╭─ Input data

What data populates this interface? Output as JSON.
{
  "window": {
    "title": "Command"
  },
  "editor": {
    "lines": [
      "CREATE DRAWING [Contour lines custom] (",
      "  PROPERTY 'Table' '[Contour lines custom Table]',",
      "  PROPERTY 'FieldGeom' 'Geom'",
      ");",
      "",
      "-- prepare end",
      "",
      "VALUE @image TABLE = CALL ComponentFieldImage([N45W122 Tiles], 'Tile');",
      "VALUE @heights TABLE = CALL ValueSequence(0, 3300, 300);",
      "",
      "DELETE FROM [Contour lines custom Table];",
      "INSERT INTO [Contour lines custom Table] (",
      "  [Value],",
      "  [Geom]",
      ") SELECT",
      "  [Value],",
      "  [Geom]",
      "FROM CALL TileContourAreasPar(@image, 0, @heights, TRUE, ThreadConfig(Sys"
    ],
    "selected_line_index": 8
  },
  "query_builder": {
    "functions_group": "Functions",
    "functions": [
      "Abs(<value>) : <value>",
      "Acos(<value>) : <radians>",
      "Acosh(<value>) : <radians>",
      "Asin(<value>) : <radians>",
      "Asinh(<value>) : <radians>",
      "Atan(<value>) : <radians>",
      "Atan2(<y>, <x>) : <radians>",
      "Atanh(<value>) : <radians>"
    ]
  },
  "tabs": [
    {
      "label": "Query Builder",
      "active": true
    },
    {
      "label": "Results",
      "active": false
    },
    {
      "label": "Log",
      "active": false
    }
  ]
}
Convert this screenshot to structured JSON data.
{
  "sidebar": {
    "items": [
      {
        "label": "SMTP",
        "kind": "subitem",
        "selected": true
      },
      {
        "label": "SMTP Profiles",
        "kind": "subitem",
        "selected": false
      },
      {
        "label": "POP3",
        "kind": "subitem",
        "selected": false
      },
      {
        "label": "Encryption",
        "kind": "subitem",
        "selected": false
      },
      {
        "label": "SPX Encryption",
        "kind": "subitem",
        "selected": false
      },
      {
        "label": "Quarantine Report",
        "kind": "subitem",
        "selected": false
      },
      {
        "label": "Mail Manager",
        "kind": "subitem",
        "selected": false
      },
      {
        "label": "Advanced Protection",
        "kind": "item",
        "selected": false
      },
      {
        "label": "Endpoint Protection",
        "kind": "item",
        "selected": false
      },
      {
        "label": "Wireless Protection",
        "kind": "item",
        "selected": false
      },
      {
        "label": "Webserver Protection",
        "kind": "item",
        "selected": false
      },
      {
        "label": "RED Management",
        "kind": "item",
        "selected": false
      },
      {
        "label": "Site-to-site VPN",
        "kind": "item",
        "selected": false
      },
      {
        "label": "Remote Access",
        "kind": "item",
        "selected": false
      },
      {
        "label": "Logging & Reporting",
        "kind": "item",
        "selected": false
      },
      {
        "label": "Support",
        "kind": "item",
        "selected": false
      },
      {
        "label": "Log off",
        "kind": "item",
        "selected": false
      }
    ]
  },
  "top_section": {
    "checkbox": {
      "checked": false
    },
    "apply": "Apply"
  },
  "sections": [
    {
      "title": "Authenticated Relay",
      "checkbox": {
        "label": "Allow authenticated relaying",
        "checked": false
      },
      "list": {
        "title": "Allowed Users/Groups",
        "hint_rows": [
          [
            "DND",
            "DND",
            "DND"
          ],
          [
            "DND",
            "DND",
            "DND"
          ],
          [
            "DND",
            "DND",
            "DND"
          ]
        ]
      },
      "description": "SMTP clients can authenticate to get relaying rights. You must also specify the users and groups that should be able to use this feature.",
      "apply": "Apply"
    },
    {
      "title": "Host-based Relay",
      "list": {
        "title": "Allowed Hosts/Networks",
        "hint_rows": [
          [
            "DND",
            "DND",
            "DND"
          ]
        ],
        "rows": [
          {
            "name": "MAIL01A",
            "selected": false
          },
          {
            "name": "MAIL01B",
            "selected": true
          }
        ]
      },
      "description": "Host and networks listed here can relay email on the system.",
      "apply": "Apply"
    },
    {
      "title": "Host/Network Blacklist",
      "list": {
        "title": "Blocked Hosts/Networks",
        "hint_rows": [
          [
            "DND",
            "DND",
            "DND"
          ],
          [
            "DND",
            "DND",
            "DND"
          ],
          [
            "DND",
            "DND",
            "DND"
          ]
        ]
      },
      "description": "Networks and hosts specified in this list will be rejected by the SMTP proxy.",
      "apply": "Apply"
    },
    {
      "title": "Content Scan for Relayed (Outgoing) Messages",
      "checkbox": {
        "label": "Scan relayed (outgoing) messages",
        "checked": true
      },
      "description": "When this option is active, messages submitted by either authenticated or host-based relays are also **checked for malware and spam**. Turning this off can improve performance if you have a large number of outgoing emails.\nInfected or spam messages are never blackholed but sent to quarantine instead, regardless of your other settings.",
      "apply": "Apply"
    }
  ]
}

╰─

**What to work on:**
Copy each line of the listing that contains the string "heights".

**Expected answer:**
      "VALUE @heights TABLE = CALL ValueSequence(0, 3300, 300);",
      "FROM CALL TileContourAreasPar(@image, 0, @heights, TRUE, ThreadConfig(Sys"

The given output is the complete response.